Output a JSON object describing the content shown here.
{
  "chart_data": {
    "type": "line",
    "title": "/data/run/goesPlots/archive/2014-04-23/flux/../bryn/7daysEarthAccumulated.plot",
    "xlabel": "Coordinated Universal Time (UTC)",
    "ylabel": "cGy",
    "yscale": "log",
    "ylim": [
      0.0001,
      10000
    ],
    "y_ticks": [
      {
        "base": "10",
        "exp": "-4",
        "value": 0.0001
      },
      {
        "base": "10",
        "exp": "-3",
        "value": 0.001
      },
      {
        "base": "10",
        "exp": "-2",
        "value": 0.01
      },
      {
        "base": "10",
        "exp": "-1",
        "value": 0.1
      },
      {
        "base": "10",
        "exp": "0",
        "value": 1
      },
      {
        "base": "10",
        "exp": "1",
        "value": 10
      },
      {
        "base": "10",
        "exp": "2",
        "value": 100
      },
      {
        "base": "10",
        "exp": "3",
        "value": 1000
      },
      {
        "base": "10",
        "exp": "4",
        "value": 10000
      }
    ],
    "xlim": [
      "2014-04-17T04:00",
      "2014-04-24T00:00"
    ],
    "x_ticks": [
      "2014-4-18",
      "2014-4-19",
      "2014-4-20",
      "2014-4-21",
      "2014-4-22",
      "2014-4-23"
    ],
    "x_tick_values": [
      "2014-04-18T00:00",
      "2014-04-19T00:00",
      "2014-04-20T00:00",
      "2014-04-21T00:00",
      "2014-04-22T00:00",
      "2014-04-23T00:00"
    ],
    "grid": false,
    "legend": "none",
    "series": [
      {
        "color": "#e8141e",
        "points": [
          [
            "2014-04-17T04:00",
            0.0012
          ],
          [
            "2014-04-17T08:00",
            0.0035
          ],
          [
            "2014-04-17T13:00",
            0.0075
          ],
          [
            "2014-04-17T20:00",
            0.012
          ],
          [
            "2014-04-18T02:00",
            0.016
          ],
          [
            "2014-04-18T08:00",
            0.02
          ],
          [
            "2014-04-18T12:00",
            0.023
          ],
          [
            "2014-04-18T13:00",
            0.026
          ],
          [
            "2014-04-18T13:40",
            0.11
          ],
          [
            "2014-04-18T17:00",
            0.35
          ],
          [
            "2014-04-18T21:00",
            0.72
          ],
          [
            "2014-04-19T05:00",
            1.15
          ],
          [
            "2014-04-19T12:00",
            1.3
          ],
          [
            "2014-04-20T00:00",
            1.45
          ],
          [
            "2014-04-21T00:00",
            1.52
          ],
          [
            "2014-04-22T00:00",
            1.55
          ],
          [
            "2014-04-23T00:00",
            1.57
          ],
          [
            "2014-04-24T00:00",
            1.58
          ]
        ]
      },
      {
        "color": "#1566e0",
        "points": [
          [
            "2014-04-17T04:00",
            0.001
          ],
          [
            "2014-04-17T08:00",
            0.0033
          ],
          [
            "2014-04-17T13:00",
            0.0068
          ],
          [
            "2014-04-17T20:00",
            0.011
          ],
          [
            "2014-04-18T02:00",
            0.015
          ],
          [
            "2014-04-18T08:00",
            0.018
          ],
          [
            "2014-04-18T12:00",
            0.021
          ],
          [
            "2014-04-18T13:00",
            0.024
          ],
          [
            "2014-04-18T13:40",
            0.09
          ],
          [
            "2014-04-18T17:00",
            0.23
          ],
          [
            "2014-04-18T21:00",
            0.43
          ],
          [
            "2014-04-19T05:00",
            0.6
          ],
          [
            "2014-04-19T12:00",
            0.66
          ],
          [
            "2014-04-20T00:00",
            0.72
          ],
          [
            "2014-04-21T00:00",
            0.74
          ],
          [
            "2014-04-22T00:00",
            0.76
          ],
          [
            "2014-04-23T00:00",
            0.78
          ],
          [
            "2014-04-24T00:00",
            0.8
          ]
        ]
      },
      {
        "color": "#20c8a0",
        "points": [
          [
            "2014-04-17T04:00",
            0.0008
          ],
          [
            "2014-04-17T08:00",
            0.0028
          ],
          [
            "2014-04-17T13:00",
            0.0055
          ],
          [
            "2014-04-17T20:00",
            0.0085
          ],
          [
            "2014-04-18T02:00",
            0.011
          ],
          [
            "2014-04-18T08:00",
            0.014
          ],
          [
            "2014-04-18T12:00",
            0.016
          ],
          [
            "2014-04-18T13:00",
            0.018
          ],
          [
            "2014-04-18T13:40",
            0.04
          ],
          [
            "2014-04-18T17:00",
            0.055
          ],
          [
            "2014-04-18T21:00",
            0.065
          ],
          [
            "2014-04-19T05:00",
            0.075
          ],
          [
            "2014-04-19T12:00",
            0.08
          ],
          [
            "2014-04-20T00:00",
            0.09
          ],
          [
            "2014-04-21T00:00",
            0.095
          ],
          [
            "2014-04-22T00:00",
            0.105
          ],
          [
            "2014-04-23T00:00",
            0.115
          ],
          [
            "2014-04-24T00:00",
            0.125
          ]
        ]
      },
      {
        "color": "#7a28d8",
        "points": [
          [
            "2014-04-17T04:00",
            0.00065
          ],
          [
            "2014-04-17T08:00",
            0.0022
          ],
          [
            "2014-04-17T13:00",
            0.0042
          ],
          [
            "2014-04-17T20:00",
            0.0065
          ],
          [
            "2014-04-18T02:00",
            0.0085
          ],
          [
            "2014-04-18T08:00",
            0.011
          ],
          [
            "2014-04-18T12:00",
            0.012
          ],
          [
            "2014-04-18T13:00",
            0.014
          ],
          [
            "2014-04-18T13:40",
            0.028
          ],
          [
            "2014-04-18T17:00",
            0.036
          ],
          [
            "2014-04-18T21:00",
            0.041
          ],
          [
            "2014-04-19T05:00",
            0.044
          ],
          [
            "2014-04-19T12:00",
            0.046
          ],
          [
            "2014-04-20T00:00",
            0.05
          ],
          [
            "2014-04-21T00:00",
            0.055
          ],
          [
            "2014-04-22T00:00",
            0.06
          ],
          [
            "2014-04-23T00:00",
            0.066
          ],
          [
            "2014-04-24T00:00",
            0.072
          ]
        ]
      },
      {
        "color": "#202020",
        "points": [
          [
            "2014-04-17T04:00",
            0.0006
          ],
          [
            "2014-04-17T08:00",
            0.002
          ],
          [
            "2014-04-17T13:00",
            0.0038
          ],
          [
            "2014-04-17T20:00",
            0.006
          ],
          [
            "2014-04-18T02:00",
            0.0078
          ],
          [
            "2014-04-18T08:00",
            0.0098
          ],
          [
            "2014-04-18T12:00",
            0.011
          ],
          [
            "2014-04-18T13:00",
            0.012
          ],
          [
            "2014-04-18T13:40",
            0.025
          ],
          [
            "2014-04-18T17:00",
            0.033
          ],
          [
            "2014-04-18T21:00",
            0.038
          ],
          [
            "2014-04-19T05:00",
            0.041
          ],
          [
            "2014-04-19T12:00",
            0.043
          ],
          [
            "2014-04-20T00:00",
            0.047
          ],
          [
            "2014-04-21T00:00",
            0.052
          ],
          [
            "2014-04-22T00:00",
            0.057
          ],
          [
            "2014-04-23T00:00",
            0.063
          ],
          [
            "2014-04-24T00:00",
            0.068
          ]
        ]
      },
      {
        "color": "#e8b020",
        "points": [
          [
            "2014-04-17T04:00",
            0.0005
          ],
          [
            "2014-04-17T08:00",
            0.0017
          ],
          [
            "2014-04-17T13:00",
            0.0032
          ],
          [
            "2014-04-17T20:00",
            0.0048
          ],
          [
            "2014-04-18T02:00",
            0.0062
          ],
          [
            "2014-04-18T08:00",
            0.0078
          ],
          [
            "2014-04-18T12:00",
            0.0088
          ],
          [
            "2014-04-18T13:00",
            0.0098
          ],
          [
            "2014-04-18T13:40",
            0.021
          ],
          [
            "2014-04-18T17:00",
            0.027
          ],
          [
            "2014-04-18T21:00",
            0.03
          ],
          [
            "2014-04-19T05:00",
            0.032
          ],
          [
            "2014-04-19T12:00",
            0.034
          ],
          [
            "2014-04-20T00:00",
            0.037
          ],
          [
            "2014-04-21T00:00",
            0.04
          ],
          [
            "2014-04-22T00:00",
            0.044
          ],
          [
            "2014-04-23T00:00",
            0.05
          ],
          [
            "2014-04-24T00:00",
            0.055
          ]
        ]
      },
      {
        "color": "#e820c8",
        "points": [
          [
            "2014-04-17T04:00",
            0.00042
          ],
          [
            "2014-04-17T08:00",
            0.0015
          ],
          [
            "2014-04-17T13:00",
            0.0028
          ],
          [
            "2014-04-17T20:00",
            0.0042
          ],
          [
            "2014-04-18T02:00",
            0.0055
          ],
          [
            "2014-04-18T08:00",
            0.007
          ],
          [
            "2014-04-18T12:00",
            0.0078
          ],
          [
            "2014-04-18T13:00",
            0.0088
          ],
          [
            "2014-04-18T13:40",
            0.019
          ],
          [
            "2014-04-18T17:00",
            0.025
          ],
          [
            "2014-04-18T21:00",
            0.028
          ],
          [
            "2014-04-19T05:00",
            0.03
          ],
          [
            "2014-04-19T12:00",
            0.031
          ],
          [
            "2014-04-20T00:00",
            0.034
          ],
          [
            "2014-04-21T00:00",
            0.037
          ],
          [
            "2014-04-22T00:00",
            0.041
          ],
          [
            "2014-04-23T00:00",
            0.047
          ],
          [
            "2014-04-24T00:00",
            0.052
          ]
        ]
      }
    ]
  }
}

....

▶ [Directive]: List all lines where "color" occurs.

▶ [Problem solution]:
        "color": "#e8141e",
        "color": "#1566e0",
        "color": "#20c8a0",
        "color": "#7a28d8",
        "color": "#202020",
        "color": "#e8b020",
        "color": "#e820c8",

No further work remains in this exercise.